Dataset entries
---

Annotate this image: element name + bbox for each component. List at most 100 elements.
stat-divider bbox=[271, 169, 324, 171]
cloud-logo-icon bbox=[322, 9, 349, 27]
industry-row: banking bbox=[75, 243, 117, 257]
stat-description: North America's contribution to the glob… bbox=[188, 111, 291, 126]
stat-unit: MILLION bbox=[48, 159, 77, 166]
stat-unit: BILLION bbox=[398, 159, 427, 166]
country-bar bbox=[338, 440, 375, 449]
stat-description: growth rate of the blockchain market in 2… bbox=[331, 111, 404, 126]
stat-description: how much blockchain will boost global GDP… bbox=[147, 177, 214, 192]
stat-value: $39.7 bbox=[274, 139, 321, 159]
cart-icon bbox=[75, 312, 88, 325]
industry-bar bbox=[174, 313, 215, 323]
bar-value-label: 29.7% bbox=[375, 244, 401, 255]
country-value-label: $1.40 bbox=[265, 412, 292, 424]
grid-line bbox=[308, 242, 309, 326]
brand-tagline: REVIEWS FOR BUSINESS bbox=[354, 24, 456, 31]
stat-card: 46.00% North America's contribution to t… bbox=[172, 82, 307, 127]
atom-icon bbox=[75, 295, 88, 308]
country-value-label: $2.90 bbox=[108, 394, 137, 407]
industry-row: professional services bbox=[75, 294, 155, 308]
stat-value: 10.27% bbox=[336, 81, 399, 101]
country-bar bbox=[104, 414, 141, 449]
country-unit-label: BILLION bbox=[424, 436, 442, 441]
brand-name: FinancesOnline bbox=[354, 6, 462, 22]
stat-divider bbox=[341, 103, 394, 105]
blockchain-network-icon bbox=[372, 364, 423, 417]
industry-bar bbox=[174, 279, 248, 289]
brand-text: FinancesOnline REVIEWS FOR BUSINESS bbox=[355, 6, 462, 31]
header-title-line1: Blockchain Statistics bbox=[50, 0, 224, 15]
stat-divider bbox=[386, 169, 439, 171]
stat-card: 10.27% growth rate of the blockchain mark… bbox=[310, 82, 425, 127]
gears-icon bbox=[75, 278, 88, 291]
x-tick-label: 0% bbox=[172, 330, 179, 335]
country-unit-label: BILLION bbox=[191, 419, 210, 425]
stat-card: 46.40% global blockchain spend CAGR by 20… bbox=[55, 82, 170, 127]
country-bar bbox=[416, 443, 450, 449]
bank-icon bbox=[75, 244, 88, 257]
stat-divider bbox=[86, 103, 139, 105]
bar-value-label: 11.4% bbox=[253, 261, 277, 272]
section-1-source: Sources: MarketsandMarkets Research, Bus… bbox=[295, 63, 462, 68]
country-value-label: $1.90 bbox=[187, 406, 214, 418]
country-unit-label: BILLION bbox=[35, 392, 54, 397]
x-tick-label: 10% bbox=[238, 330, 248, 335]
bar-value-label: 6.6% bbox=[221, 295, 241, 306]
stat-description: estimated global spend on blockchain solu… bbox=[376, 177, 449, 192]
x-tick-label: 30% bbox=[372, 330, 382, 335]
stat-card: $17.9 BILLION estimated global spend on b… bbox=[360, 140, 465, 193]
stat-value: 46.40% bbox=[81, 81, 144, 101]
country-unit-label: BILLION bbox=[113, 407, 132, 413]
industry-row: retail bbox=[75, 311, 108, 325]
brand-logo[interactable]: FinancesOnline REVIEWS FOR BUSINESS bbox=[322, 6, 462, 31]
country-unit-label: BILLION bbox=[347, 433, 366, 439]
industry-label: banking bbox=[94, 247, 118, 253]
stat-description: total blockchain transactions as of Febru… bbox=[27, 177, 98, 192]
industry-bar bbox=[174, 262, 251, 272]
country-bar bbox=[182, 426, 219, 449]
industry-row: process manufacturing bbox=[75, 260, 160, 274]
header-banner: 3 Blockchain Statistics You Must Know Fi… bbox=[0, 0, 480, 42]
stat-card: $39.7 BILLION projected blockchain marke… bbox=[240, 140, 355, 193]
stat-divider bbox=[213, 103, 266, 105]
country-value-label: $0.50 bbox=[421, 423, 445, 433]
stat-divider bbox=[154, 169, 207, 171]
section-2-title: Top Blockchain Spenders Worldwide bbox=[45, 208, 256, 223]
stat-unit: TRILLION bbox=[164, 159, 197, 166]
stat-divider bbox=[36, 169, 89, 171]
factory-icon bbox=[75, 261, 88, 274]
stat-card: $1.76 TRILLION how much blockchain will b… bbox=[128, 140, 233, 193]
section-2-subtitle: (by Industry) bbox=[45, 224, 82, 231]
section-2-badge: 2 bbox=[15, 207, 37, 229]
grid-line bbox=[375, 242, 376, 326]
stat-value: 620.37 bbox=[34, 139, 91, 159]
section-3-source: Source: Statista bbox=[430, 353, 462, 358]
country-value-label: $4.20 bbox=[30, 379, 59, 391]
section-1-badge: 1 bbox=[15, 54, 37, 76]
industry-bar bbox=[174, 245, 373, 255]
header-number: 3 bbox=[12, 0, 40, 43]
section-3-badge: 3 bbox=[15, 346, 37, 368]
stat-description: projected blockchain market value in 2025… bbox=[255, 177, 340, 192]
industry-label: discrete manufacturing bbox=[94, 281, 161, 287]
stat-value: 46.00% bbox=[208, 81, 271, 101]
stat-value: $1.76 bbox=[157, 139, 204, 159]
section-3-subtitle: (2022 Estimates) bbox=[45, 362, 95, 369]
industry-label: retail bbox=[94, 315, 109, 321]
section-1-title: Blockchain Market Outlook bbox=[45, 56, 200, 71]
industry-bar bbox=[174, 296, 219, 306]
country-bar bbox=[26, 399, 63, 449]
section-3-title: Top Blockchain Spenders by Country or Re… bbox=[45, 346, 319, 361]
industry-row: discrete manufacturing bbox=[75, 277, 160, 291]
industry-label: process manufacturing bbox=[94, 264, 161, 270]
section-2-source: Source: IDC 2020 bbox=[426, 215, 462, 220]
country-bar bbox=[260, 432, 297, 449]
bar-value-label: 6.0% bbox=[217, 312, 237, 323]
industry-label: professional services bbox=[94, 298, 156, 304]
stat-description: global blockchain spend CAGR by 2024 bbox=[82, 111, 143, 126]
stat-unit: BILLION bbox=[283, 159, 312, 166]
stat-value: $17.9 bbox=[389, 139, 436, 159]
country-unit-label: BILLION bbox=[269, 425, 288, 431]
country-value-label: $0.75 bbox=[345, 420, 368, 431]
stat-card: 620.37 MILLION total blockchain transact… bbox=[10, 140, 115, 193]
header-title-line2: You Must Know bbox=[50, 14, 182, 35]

---

* [Your goal] Print every line of the material above, word for word, from the first line to the last.

* [Result for this exercise]
Annotate this image: element name + bbox for each component. List at most 100 elements.
stat-divider bbox=[271, 169, 324, 171]
cloud-logo-icon bbox=[322, 9, 349, 27]
industry-row: banking bbox=[75, 243, 117, 257]
stat-description: North America's contribution to the glob… bbox=[188, 111, 291, 126]
stat-unit: MILLION bbox=[48, 159, 77, 166]
stat-unit: BILLION bbox=[398, 159, 427, 166]
country-bar bbox=[338, 440, 375, 449]
stat-description: growth rate of the blockchain market in 2… bbox=[331, 111, 404, 126]
stat-description: how much blockchain will boost global GDP… bbox=[147, 177, 214, 192]
stat-value: $39.7 bbox=[274, 139, 321, 159]
cart-icon bbox=[75, 312, 88, 325]
industry-bar bbox=[174, 313, 215, 323]
bar-value-label: 29.7% bbox=[375, 244, 401, 255]
country-value-label: $1.40 bbox=[265, 412, 292, 424]
grid-line bbox=[308, 242, 309, 326]
brand-tagline: REVIEWS FOR BUSINESS bbox=[354, 24, 456, 31]
stat-card: 46.00% North America's contribution to t… bbox=[172, 82, 307, 127]
atom-icon bbox=[75, 295, 88, 308]
country-value-label: $2.90 bbox=[108, 394, 137, 407]
industry-row: professional services bbox=[75, 294, 155, 308]
stat-value: 10.27% bbox=[336, 81, 399, 101]
country-bar bbox=[104, 414, 141, 449]
country-unit-label: BILLION bbox=[424, 436, 442, 441]
brand-name: FinancesOnline bbox=[354, 6, 462, 22]
stat-divider bbox=[341, 103, 394, 105]
blockchain-network-icon bbox=[372, 364, 423, 417]
industry-bar bbox=[174, 279, 248, 289]
brand-text: FinancesOnline REVIEWS FOR BUSINESS bbox=[355, 6, 462, 31]
header-title-line1: Blockchain Statistics bbox=[50, 0, 224, 15]
stat-divider bbox=[386, 169, 439, 171]
stat-card: 10.27% growth rate of the blockchain mark… bbox=[310, 82, 425, 127]
gears-icon bbox=[75, 278, 88, 291]
x-tick-label: 0% bbox=[172, 330, 179, 335]
country-unit-label: BILLION bbox=[191, 419, 210, 425]
stat-card: 46.40% global blockchain spend CAGR by 20… bbox=[55, 82, 170, 127]
country-bar bbox=[416, 443, 450, 449]
bank-icon bbox=[75, 244, 88, 257]
stat-divider bbox=[86, 103, 139, 105]
bar-value-label: 11.4% bbox=[253, 261, 277, 272]
section-1-source: Sources: MarketsandMarkets Research, Bus… bbox=[295, 63, 462, 68]
country-value-label: $1.90 bbox=[187, 406, 214, 418]
country-unit-label: BILLION bbox=[35, 392, 54, 397]
x-tick-label: 10% bbox=[238, 330, 248, 335]
bar-value-label: 6.6% bbox=[221, 295, 241, 306]
stat-description: estimated global spend on blockchain solu… bbox=[376, 177, 449, 192]
x-tick-label: 30% bbox=[372, 330, 382, 335]
stat-card: $17.9 BILLION estimated global spend on b… bbox=[360, 140, 465, 193]
stat-value: 46.40% bbox=[81, 81, 144, 101]
country-unit-label: BILLION bbox=[113, 407, 132, 413]
industry-row: retail bbox=[75, 311, 108, 325]
brand-logo[interactable]: FinancesOnline REVIEWS FOR BUSINESS bbox=[322, 6, 462, 31]
country-unit-label: BILLION bbox=[347, 433, 366, 439]
industry-label: banking bbox=[94, 247, 118, 253]
stat-description: total blockchain transactions as of Febru… bbox=[27, 177, 98, 192]
industry-bar bbox=[174, 262, 251, 272]
country-bar bbox=[182, 426, 219, 449]
industry-row: process manufacturing bbox=[75, 260, 160, 274]
header-banner: 3 Blockchain Statistics You Must Know Fi… bbox=[0, 0, 480, 42]
stat-card: $39.7 BILLION projected blockchain marke… bbox=[240, 140, 355, 193]
stat-divider bbox=[213, 103, 266, 105]
country-value-label: $0.50 bbox=[421, 423, 445, 433]
stat-divider bbox=[154, 169, 207, 171]
section-2-title: Top Blockchain Spenders Worldwide bbox=[45, 208, 256, 223]
stat-unit: TRILLION bbox=[164, 159, 197, 166]
stat-divider bbox=[36, 169, 89, 171]
factory-icon bbox=[75, 261, 88, 274]
stat-card: $1.76 TRILLION how much blockchain will b… bbox=[128, 140, 233, 193]
section-2-subtitle: (by Industry) bbox=[45, 224, 82, 231]
section-2-badge: 2 bbox=[15, 207, 37, 229]
grid-line bbox=[375, 242, 376, 326]
stat-value: 620.37 bbox=[34, 139, 91, 159]
section-3-source: Source: Statista bbox=[430, 353, 462, 358]
country-value-label: $4.20 bbox=[30, 379, 59, 391]
section-1-badge: 1 bbox=[15, 54, 37, 76]
industry-bar bbox=[174, 245, 373, 255]
header-number: 3 bbox=[12, 0, 40, 43]
section-3-badge: 3 bbox=[15, 346, 37, 368]
stat-description: projected blockchain market value in 2025… bbox=[255, 177, 340, 192]
industry-label: discrete manufacturing bbox=[94, 281, 161, 287]
stat-value: 46.00% bbox=[208, 81, 271, 101]
stat-value: $1.76 bbox=[157, 139, 204, 159]
section-3-subtitle: (2022 Estimates) bbox=[45, 362, 95, 369]
industry-label: retail bbox=[94, 315, 109, 321]
section-1-title: Blockchain Market Outlook bbox=[45, 56, 200, 71]
industry-bar bbox=[174, 296, 219, 306]
country-bar bbox=[26, 399, 63, 449]
section-3-title: Top Blockchain Spenders by Country or Re… bbox=[45, 346, 319, 361]
industry-row: discrete manufacturing bbox=[75, 277, 160, 291]
industry-label: process manufacturing bbox=[94, 264, 161, 270]
section-2-source: Source: IDC 2020 bbox=[426, 215, 462, 220]
country-bar bbox=[260, 432, 297, 449]
bar-value-label: 6.0% bbox=[217, 312, 237, 323]
industry-label: professional services bbox=[94, 298, 156, 304]
stat-description: global blockchain spend CAGR by 2024 bbox=[82, 111, 143, 126]
stat-unit: BILLION bbox=[283, 159, 312, 166]
stat-value: $17.9 bbox=[389, 139, 436, 159]
country-unit-label: BILLION bbox=[269, 425, 288, 431]
country-value-label: $0.75 bbox=[345, 420, 368, 431]
stat-card: 620.37 MILLION total blockchain transact… bbox=[10, 140, 115, 193]
header-title-line2: You Must Know bbox=[50, 14, 182, 35]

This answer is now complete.